▸ **EXERCISE PROMPT**
Scan the data. Collect each line that contains the word "是非常符合常理的做法".

▸ **DATA RECORDS**
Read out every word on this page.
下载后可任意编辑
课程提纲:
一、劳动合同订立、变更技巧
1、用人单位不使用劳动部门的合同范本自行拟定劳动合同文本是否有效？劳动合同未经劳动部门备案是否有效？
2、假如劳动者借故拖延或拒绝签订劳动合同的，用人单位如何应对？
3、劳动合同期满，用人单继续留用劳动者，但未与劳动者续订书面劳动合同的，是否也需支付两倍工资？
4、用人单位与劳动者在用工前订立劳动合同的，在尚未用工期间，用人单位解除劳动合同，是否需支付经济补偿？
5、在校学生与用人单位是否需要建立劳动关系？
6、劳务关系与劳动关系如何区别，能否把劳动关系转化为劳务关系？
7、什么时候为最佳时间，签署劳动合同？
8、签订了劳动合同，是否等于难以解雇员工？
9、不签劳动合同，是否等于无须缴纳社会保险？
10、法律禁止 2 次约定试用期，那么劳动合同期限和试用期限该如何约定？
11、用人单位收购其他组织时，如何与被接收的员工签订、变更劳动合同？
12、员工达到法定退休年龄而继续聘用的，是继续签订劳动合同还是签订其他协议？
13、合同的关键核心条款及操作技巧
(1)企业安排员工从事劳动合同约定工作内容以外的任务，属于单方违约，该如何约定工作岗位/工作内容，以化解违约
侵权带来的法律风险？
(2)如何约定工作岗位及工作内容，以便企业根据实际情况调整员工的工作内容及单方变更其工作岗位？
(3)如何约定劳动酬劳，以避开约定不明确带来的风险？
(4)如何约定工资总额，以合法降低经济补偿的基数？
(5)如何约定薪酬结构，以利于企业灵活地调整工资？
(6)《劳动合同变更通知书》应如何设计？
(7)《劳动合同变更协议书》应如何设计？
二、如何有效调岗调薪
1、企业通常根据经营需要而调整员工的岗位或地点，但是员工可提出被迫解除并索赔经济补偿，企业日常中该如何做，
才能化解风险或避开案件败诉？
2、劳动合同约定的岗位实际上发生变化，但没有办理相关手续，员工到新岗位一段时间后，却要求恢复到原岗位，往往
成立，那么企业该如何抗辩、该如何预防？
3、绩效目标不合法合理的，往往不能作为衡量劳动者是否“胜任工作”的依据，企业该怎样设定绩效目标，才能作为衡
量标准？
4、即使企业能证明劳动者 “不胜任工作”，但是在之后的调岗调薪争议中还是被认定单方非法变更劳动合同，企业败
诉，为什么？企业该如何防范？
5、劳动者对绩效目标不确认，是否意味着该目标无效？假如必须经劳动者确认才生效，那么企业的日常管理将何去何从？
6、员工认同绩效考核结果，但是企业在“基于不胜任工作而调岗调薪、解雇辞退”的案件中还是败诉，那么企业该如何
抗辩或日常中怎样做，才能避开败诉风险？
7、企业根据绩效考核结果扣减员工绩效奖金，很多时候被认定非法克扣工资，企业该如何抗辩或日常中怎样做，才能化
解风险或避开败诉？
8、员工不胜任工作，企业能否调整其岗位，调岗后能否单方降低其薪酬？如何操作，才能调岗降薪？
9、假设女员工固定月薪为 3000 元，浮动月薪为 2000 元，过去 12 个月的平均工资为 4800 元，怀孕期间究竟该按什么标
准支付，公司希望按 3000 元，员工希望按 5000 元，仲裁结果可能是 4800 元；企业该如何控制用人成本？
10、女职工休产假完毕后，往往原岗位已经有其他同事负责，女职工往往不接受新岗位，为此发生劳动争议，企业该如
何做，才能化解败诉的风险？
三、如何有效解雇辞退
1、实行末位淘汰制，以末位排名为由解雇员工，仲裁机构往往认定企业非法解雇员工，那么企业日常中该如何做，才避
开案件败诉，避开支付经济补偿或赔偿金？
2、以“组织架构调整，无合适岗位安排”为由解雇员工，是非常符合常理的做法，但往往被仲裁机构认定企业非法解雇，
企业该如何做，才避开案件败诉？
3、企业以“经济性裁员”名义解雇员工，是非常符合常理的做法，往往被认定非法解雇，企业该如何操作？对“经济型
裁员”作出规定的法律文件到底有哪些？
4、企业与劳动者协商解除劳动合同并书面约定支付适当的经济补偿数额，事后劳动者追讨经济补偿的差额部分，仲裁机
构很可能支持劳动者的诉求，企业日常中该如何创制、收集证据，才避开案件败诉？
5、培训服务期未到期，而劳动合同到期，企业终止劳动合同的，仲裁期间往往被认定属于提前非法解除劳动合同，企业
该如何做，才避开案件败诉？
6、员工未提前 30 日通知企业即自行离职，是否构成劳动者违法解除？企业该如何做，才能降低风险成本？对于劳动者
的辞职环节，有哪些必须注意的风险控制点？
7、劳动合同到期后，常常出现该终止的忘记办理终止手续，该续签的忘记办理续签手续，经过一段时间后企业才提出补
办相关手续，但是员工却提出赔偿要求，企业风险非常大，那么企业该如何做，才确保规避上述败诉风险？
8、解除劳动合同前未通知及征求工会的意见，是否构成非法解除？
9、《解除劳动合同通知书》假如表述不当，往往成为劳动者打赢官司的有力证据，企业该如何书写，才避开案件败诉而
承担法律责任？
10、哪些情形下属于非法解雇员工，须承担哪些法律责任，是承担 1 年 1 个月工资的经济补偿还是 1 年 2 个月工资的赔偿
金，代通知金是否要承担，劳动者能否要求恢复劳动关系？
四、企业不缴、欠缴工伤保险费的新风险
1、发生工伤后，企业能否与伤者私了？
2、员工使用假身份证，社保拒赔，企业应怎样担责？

▸ **RESPONSE**
2、以“组织架构调整，无合适岗位安排”为由解雇员工，是非常符合常理的做法，但往往被仲裁机构认定企业非法解雇，
3、企业以“经济性裁员”名义解雇员工，是非常符合常理的做法，往往被认定非法解雇，企业该如何操作？对“经济型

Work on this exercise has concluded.